[Set problem] Would you return the complete listing below word for word?

[Record extracts]
** start **

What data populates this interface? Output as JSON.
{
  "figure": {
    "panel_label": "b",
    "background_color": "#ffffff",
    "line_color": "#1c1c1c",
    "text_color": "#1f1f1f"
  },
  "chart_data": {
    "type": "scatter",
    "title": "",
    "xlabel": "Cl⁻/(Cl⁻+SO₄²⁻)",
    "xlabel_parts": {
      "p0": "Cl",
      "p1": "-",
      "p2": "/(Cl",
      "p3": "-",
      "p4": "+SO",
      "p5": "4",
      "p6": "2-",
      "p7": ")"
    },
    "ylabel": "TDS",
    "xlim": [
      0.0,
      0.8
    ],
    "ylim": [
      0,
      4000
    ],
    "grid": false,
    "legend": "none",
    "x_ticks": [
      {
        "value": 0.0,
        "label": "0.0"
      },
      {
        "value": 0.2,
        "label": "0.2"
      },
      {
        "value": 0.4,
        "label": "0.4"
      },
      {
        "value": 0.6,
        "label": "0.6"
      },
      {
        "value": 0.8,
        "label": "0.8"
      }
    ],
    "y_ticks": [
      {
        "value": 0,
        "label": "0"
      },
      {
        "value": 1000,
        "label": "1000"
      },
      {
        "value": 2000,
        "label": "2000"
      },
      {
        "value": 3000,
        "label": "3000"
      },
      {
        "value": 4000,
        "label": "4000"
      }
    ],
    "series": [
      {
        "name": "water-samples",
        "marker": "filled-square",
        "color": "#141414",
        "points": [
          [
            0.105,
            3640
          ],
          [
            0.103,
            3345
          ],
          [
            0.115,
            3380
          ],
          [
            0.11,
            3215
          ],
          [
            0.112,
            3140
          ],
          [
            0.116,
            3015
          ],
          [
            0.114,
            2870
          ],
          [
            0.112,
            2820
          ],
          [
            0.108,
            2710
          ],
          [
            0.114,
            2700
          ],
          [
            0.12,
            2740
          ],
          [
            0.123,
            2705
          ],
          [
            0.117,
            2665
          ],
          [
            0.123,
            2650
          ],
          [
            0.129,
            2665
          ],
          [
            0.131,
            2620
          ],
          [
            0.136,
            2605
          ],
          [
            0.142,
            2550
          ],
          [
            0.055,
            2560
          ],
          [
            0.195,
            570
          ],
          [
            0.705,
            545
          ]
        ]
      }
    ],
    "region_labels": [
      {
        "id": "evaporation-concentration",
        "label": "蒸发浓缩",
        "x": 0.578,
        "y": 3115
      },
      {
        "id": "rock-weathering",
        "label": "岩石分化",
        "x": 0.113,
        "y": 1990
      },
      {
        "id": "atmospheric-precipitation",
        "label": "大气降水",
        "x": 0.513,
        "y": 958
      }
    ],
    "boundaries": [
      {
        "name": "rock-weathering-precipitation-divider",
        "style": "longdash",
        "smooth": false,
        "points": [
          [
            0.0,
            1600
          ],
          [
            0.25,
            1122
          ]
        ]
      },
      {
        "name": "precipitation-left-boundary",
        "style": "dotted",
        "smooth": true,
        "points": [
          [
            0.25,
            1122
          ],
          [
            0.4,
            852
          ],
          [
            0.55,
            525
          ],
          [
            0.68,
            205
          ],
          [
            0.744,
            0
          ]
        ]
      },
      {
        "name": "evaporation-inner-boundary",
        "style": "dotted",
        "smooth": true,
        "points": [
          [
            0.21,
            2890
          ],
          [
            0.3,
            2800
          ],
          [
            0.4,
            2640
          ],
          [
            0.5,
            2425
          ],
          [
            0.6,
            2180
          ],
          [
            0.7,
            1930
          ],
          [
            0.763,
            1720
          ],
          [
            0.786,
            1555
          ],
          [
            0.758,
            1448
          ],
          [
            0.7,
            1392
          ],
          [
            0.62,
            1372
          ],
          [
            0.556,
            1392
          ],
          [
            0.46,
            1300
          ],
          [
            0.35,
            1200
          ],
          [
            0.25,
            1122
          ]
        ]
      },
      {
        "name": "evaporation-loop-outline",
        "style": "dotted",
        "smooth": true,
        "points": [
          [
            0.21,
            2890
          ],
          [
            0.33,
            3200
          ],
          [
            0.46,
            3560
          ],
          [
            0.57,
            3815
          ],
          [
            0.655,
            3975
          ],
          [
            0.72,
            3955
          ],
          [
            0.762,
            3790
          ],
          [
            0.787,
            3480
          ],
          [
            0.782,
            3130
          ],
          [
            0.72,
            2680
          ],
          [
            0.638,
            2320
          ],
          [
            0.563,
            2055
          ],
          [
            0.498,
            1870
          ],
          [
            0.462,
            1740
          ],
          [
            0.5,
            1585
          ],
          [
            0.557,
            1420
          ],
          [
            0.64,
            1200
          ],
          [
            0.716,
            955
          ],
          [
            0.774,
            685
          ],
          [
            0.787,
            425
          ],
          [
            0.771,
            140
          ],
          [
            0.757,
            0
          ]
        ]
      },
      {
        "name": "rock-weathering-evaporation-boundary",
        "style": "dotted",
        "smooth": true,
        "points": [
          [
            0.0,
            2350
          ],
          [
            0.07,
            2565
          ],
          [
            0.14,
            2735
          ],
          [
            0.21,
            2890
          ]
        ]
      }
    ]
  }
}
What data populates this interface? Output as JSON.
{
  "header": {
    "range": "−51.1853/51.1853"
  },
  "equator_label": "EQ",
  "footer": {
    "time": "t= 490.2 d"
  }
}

** end **

[Answer to this problem]
What data populates this interface? Output as JSON.
{
  "figure": {
    "panel_label": "b",
    "background_color": "#ffffff",
    "line_color": "#1c1c1c",
    "text_color": "#1f1f1f"
  },
  "chart_data": {
    "type": "scatter",
    "title": "",
    "xlabel": "Cl⁻/(Cl⁻+SO₄²⁻)",
    "xlabel_parts": {
      "p0": "Cl",
      "p1": "-",
      "p2": "/(Cl",
      "p3": "-",
      "p4": "+SO",
      "p5": "4",
      "p6": "2-",
      "p7": ")"
    },
    "ylabel": "TDS",
    "xlim": [
      0.0,
      0.8
    ],
    "ylim": [
      0,
      4000
    ],
    "grid": false,
    "legend": "none",
    "x_ticks": [
      {
        "value": 0.0,
        "label": "0.0"
      },
      {
        "value": 0.2,
        "label": "0.2"
      },
      {
        "value": 0.4,
        "label": "0.4"
      },
      {
        "value": 0.6,
        "label": "0.6"
      },
      {
        "value": 0.8,
        "label": "0.8"
      }
    ],
    "y_ticks": [
      {
        "value": 0,
        "label": "0"
      },
      {
        "value": 1000,
        "label": "1000"
      },
      {
        "value": 2000,
        "label": "2000"
      },
      {
        "value": 3000,
        "label": "3000"
      },
      {
        "value": 4000,
        "label": "4000"
      }
    ],
    "series": [
      {
        "name": "water-samples",
        "marker": "filled-square",
        "color": "#141414",
        "points": [
          [
            0.105,
            3640
          ],
          [
            0.103,
            3345
          ],
          [
            0.115,
            3380
          ],
          [
            0.11,
            3215
          ],
          [
            0.112,
            3140
          ],
          [
            0.116,
            3015
          ],
          [
            0.114,
            2870
          ],
          [
            0.112,
            2820
          ],
          [
            0.108,
            2710
          ],
          [
            0.114,
            2700
          ],
          [
            0.12,
            2740
          ],
          [
            0.123,
            2705
          ],
          [
            0.117,
            2665
          ],
          [
            0.123,
            2650
          ],
          [
            0.129,
            2665
          ],
          [
            0.131,
            2620
          ],
          [
            0.136,
            2605
          ],
          [
            0.142,
            2550
          ],
          [
            0.055,
            2560
          ],
          [
            0.195,
            570
          ],
          [
            0.705,
            545
          ]
        ]
      }
    ],
    "region_labels": [
      {
        "id": "evaporation-concentration",
        "label": "蒸发浓缩",
        "x": 0.578,
        "y": 3115
      },
      {
        "id": "rock-weathering",
        "label": "岩石分化",
        "x": 0.113,
        "y": 1990
      },
      {
        "id": "atmospheric-precipitation",
        "label": "大气降水",
        "x": 0.513,
        "y": 958
      }
    ],
    "boundaries": [
      {
        "name": "rock-weathering-precipitation-divider",
        "style": "longdash",
        "smooth": false,
        "points": [
          [
            0.0,
            1600
          ],
          [
            0.25,
            1122
          ]
        ]
      },
      {
        "name": "precipitation-left-boundary",
        "style": "dotted",
        "smooth": true,
        "points": [
          [
            0.25,
            1122
          ],
          [
            0.4,
            852
          ],
          [
            0.55,
            525
          ],
          [
            0.68,
            205
          ],
          [
            0.744,
            0
          ]
        ]
      },
      {
        "name": "evaporation-inner-boundary",
        "style": "dotted",
        "smooth": true,
        "points": [
          [
            0.21,
            2890
          ],
          [
            0.3,
            2800
          ],
          [
            0.4,
            2640
          ],
          [
            0.5,
            2425
          ],
          [
            0.6,
            2180
          ],
          [
            0.7,
            1930
          ],
          [
            0.763,
            1720
          ],
          [
            0.786,
            1555
          ],
          [
            0.758,
            1448
          ],
          [
            0.7,
            1392
          ],
          [
            0.62,
            1372
          ],
          [
            0.556,
            1392
          ],
          [
            0.46,
            1300
          ],
          [
            0.35,
            1200
          ],
          [
            0.25,
            1122
          ]
        ]
      },
      {
        "name": "evaporation-loop-outline",
        "style": "dotted",
        "smooth": true,
        "points": [
          [
            0.21,
            2890
          ],
          [
            0.33,
            3200
          ],
          [
            0.46,
            3560
          ],
          [
            0.57,
            3815
          ],
          [
            0.655,
            3975
          ],
          [
            0.72,
            3955
          ],
          [
            0.762,
            3790
          ],
          [
            0.787,
            3480
          ],
          [
            0.782,
            3130
          ],
          [
            0.72,
            2680
          ],
          [
            0.638,
            2320
          ],
          [
            0.563,
            2055
          ],
          [
            0.498,
            1870
          ],
          [
            0.462,
            1740
          ],
          [
            0.5,
            1585
          ],
          [
            0.557,
            1420
          ],
          [
            0.64,
            1200
          ],
          [
            0.716,
            955
          ],
          [
            0.774,
            685
          ],
          [
            0.787,
            425
          ],
          [
            0.771,
            140
          ],
          [
            0.757,
            0
          ]
        ]
      },
      {
        "name": "rock-weathering-evaporation-boundary",
        "style": "dotted",
        "smooth": true,
        "points": [
          [
            0.0,
            2350
          ],
          [
            0.07,
            2565
          ],
          [
            0.14,
            2735
          ],
          [
            0.21,
            2890
          ]
        ]
      }
    ]
  }
}
What data populates this interface? Output as JSON.
{
  "header": {
    "range": "−51.1853/51.1853"
  },
  "equator_label": "EQ",
  "footer": {
    "time": "t= 490.2 d"
  }
}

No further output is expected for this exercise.